(THE EXERCISE): Each entry below is to be printed verbatim.

(INPUT FOR THIS TASK):
--
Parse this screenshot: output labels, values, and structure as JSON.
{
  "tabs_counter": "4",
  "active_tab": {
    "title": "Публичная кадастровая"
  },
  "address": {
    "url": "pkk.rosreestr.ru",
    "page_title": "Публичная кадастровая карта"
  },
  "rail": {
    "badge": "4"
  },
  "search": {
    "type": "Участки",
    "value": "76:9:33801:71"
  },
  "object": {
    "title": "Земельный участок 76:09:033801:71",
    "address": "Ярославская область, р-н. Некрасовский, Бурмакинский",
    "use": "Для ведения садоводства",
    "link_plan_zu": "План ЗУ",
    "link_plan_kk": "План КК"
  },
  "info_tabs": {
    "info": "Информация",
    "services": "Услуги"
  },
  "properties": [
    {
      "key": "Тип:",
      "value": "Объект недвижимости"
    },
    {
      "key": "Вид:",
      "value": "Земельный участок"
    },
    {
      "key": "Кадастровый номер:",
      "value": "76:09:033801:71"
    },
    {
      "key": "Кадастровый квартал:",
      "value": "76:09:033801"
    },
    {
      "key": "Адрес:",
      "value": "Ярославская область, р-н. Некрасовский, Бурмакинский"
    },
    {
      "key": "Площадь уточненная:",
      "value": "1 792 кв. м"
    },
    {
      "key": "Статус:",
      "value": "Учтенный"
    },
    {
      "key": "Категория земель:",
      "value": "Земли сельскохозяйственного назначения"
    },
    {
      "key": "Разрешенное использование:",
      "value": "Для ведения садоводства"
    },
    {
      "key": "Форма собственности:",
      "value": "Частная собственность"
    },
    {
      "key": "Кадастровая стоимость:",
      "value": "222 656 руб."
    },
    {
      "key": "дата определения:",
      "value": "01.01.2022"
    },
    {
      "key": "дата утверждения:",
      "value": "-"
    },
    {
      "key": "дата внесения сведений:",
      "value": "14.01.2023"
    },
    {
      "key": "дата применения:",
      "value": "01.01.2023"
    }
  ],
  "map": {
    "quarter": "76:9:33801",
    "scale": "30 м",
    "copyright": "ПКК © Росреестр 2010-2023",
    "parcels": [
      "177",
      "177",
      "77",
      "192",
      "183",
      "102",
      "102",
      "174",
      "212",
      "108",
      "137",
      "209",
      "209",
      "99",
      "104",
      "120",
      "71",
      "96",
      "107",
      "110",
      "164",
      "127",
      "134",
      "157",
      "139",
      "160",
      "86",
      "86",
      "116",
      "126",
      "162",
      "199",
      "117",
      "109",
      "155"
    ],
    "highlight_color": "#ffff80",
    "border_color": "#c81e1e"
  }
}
--
(CORRECT OUTPUT):
Parse this screenshot: output labels, values, and structure as JSON.
{
  "tabs_counter": "4",
  "active_tab": {
    "title": "Публичная кадастровая"
  },
  "address": {
    "url": "pkk.rosreestr.ru",
    "page_title": "Публичная кадастровая карта"
  },
  "rail": {
    "badge": "4"
  },
  "search": {
    "type": "Участки",
    "value": "76:9:33801:71"
  },
  "object": {
    "title": "Земельный участок 76:09:033801:71",
    "address": "Ярославская область, р-н. Некрасовский, Бурмакинский",
    "use": "Для ведения садоводства",
    "link_plan_zu": "План ЗУ",
    "link_plan_kk": "План КК"
  },
  "info_tabs": {
    "info": "Информация",
    "services": "Услуги"
  },
  "properties": [
    {
      "key": "Тип:",
      "value": "Объект недвижимости"
    },
    {
      "key": "Вид:",
      "value": "Земельный участок"
    },
    {
      "key": "Кадастровый номер:",
      "value": "76:09:033801:71"
    },
    {
      "key": "Кадастровый квартал:",
      "value": "76:09:033801"
    },
    {
      "key": "Адрес:",
      "value": "Ярославская область, р-н. Некрасовский, Бурмакинский"
    },
    {
      "key": "Площадь уточненная:",
      "value": "1 792 кв. м"
    },
    {
      "key": "Статус:",
      "value": "Учтенный"
    },
    {
      "key": "Категория земель:",
      "value": "Земли сельскохозяйственного назначения"
    },
    {
      "key": "Разрешенное использование:",
      "value": "Для ведения садоводства"
    },
    {
      "key": "Форма собственности:",
      "value": "Частная собственность"
    },
    {
      "key": "Кадастровая стоимость:",
      "value": "222 656 руб."
    },
    {
      "key": "дата определения:",
      "value": "01.01.2022"
    },
    {
      "key": "дата утверждения:",
      "value": "-"
    },
    {
      "key": "дата внесения сведений:",
      "value": "14.01.2023"
    },
    {
      "key": "дата применения:",
      "value": "01.01.2023"
    }
  ],
  "map": {
    "quarter": "76:9:33801",
    "scale": "30 м",
    "copyright": "ПКК © Росреестр 2010-2023",
    "parcels": [
      "177",
      "177",
      "77",
      "192",
      "183",
      "102",
      "102",
      "174",
      "212",
      "108",
      "137",
      "209",
      "209",
      "99",
      "104",
      "120",
      "71",
      "96",
      "107",
      "110",
      "164",
      "127",
      "134",
      "157",
      "139",
      "160",
      "86",
      "86",
      "116",
      "126",
      "162",
      "199",
      "117",
      "109",
      "155"
    ],
    "highlight_color": "#ffff80",
    "border_color": "#c81e1e"
  }
}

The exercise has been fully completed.